- DIRECTIVE -
Go through the material below and copy all lines with "icon".

Begin WORKING DATA

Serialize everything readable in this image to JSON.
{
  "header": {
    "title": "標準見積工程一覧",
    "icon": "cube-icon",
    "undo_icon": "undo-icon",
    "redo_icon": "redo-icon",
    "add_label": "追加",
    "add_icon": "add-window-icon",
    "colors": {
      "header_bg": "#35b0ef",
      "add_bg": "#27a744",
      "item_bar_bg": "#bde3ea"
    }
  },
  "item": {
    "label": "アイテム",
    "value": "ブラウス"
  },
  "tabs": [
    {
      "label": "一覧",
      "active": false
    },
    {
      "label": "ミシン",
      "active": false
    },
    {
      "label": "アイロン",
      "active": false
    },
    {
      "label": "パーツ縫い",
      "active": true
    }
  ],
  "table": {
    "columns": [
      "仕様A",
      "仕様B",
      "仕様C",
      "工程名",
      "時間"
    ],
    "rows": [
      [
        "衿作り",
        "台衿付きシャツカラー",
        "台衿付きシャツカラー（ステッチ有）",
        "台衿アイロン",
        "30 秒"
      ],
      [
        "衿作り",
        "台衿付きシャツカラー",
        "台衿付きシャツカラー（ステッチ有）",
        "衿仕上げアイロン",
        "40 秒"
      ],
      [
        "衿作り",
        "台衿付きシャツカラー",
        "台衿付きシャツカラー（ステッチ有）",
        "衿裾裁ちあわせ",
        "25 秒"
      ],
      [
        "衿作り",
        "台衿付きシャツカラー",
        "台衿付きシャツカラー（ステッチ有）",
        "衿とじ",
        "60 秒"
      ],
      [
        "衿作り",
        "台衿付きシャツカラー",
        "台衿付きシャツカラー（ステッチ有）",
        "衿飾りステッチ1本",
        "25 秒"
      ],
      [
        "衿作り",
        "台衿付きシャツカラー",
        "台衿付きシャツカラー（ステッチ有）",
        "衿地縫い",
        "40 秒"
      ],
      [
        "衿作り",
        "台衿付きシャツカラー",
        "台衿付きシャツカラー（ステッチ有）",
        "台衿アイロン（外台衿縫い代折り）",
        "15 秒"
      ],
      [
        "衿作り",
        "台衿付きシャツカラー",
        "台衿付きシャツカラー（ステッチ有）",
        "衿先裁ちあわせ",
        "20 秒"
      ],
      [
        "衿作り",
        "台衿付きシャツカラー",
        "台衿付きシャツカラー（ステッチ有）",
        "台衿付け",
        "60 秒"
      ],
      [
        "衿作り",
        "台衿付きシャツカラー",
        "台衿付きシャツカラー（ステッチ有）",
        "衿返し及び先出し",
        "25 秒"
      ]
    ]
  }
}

End WORKING DATA

- EXERCISE ANSWER -
    "icon": "cube-icon",
    "undo_icon": "undo-icon",
    "redo_icon": "redo-icon",
    "add_icon": "add-window-icon",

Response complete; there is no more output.